_WHAT NEEDS TO BE DONE_
Set down, word for word, the stretch of lines from the one containing "Extract the structured" to the end of the records below.

- - - -

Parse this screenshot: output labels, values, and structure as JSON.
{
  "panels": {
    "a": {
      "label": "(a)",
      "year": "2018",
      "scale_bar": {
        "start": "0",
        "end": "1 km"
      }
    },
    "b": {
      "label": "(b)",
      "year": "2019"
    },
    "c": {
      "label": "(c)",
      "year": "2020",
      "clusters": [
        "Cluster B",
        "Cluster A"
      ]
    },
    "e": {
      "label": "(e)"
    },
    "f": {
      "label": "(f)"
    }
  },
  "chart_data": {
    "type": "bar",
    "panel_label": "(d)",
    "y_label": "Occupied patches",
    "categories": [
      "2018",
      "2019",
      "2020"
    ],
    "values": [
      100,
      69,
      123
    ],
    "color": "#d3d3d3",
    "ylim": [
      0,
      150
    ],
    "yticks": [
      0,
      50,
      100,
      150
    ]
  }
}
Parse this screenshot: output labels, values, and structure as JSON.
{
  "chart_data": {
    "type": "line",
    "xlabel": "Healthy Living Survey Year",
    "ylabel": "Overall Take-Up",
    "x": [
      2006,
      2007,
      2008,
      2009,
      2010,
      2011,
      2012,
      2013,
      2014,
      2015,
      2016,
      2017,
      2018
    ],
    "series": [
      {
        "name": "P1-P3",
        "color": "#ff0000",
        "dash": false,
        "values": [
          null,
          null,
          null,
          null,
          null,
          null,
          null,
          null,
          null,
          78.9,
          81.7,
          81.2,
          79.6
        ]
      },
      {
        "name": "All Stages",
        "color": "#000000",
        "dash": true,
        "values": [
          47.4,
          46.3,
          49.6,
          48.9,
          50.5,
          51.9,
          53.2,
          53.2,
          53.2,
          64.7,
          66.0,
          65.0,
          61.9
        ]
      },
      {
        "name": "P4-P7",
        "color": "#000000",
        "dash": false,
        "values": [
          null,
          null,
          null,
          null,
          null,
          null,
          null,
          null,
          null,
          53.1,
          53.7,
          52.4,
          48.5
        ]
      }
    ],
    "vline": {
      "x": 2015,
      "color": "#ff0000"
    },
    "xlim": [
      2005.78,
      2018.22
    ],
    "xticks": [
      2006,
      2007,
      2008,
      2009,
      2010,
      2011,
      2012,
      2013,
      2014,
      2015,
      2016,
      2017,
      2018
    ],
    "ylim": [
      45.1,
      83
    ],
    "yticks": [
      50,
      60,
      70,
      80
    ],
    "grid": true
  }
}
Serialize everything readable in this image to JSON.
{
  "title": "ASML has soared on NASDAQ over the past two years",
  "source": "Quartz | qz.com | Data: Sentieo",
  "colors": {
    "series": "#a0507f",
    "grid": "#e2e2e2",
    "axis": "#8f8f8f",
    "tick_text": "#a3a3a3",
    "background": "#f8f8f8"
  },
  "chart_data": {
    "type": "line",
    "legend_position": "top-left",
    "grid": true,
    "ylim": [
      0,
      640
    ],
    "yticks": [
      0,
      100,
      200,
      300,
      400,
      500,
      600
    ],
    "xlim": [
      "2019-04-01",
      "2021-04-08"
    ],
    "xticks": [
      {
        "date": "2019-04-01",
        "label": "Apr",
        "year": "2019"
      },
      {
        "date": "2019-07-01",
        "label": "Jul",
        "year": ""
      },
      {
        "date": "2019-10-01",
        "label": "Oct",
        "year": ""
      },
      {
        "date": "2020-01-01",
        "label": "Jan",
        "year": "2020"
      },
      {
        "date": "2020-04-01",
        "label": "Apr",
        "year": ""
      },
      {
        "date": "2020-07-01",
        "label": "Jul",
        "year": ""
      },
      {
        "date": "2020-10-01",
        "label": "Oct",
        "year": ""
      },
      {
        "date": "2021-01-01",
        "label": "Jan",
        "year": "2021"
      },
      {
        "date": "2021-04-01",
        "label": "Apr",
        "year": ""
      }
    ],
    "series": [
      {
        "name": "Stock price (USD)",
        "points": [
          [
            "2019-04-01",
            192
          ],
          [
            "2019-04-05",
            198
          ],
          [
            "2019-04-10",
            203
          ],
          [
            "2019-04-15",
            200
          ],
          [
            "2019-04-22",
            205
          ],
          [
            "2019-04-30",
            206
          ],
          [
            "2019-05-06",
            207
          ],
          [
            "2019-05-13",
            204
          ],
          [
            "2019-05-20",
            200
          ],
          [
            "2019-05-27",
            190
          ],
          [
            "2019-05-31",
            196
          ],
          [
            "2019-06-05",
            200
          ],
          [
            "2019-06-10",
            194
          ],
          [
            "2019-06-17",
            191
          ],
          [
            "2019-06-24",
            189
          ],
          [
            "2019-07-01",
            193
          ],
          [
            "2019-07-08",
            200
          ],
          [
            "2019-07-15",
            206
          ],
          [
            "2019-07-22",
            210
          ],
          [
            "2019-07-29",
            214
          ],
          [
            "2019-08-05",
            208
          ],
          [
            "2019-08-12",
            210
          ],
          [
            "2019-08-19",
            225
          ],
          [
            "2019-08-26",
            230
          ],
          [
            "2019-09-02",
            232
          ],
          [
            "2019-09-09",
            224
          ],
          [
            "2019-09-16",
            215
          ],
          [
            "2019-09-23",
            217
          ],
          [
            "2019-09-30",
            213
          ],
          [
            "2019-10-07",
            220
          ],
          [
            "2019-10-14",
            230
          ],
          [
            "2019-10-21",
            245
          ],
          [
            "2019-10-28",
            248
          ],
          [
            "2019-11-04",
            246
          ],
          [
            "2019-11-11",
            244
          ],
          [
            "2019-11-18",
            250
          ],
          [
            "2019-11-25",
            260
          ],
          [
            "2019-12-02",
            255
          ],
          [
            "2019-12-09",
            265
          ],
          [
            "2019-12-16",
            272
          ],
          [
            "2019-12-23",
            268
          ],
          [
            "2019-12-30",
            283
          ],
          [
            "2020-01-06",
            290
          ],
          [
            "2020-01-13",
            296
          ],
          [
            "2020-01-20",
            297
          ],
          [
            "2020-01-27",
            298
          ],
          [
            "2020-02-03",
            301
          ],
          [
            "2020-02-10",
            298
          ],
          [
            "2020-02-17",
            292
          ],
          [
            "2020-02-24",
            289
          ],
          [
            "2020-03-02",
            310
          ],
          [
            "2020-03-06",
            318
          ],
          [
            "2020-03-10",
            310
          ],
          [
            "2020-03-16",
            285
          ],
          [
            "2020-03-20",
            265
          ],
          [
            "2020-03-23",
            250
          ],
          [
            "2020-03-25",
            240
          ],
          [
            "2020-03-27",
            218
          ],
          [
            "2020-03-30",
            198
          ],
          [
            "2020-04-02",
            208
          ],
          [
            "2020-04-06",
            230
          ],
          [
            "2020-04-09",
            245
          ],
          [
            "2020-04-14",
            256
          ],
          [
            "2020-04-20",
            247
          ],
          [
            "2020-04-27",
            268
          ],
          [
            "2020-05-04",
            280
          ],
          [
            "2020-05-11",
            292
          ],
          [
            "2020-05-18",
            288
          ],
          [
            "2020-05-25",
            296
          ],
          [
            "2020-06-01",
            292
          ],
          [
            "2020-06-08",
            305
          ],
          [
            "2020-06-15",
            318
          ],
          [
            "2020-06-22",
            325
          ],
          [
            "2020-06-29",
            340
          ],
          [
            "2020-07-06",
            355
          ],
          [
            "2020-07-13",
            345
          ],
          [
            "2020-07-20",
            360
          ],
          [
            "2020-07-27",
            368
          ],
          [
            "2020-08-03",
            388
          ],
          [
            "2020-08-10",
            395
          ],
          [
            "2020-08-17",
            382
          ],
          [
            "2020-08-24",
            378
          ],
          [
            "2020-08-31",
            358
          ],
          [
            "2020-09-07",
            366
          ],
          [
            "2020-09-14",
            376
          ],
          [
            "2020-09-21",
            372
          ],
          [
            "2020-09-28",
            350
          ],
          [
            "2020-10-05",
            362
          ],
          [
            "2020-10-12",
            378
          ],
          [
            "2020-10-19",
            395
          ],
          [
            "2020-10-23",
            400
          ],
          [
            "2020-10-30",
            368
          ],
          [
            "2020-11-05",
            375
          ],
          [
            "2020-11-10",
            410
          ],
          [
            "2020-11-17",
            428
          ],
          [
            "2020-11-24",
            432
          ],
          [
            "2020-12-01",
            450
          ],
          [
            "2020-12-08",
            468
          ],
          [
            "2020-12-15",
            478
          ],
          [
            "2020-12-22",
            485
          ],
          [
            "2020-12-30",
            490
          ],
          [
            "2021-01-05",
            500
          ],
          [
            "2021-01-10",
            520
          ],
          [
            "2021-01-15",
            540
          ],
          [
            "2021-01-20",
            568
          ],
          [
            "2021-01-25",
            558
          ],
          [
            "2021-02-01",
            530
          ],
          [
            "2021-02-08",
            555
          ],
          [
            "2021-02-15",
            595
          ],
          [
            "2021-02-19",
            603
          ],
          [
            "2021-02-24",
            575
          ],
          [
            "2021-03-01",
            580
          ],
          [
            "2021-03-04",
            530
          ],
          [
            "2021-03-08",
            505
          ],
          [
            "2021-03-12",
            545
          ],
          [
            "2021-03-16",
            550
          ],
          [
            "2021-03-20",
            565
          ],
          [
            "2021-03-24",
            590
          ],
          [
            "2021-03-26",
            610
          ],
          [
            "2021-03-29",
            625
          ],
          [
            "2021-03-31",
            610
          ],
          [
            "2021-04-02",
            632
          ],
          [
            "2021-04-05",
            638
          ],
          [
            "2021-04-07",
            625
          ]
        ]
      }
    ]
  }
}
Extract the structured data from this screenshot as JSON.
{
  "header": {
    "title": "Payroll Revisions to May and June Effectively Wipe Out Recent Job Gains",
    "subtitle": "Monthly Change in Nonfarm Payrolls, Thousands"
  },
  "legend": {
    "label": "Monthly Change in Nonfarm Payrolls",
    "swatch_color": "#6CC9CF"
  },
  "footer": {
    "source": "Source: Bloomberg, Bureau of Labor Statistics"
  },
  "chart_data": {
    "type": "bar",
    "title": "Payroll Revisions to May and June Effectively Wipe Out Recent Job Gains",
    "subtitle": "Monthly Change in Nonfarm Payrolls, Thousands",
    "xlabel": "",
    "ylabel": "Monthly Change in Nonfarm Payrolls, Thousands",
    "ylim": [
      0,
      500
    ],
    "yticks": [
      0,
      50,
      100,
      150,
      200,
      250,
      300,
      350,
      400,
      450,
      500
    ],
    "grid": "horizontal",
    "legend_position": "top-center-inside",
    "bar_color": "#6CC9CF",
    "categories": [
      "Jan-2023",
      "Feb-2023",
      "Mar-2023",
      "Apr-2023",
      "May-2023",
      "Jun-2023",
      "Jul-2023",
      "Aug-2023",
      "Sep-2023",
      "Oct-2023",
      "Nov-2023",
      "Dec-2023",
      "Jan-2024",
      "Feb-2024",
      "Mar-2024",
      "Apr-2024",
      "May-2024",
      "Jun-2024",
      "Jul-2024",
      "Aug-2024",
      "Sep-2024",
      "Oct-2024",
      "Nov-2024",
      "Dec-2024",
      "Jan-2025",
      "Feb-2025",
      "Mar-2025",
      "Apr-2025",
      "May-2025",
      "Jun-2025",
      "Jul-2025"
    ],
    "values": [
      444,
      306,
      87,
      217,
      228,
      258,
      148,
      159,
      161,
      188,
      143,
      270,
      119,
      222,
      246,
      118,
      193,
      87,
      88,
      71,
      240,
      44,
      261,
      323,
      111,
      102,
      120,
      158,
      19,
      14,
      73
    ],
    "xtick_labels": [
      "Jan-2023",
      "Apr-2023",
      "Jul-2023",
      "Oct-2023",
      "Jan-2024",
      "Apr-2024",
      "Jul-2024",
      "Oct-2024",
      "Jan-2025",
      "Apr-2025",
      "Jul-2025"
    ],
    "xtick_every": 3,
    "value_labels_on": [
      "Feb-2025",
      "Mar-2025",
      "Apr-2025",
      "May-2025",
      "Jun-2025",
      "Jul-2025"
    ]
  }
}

- - - -

_TASK RESULT_
Extract the structured data from this screenshot as JSON.
{
  "header": {
    "title": "Payroll Revisions to May and June Effectively Wipe Out Recent Job Gains",
    "subtitle": "Monthly Change in Nonfarm Payrolls, Thousands"
  },
  "legend": {
    "label": "Monthly Change in Nonfarm Payrolls",
    "swatch_color": "#6CC9CF"
  },
  "footer": {
    "source": "Source: Bloomberg, Bureau of Labor Statistics"
  },
  "chart_data": {
    "type": "bar",
    "title": "Payroll Revisions to May and June Effectively Wipe Out Recent Job Gains",
    "subtitle": "Monthly Change in Nonfarm Payrolls, Thousands",
    "xlabel": "",
    "ylabel": "Monthly Change in Nonfarm Payrolls, Thousands",
    "ylim": [
      0,
      500
    ],
    "yticks": [
      0,
      50,
      100,
      150,
      200,
      250,
      300,
      350,
      400,
      450,
      500
    ],
    "grid": "horizontal",
    "legend_position": "top-center-inside",
    "bar_color": "#6CC9CF",
    "categories": [
      "Jan-2023",
      "Feb-2023",
      "Mar-2023",
      "Apr-2023",
      "May-2023",
      "Jun-2023",
      "Jul-2023",
      "Aug-2023",
      "Sep-2023",
      "Oct-2023",
      "Nov-2023",
      "Dec-2023",
      "Jan-2024",
      "Feb-2024",
      "Mar-2024",
      "Apr-2024",
      "May-2024",
      "Jun-2024",
      "Jul-2024",
      "Aug-2024",
      "Sep-2024",
      "Oct-2024",
      "Nov-2024",
      "Dec-2024",
      "Jan-2025",
      "Feb-2025",
      "Mar-2025",
      "Apr-2025",
      "May-2025",
      "Jun-2025",
      "Jul-2025"
    ],
    "values": [
      444,
      306,
      87,
      217,
      228,
      258,
      148,
      159,
      161,
      188,
      143,
      270,
      119,
      222,
      246,
      118,
      193,
      87,
      88,
      71,
      240,
      44,
      261,
      323,
      111,
      102,
      120,
      158,
      19,
      14,
      73
    ],
    "xtick_labels": [
      "Jan-2023",
      "Apr-2023",
      "Jul-2023",
      "Oct-2023",
      "Jan-2024",
      "Apr-2024",
      "Jul-2024",
      "Oct-2024",
      "Jan-2025",
      "Apr-2025",
      "Jul-2025"
    ],
    "xtick_every": 3,
    "value_labels_on": [
      "Feb-2025",
      "Mar-2025",
      "Apr-2025",
      "May-2025",
      "Jun-2025",
      "Jul-2025"
    ]
  }
}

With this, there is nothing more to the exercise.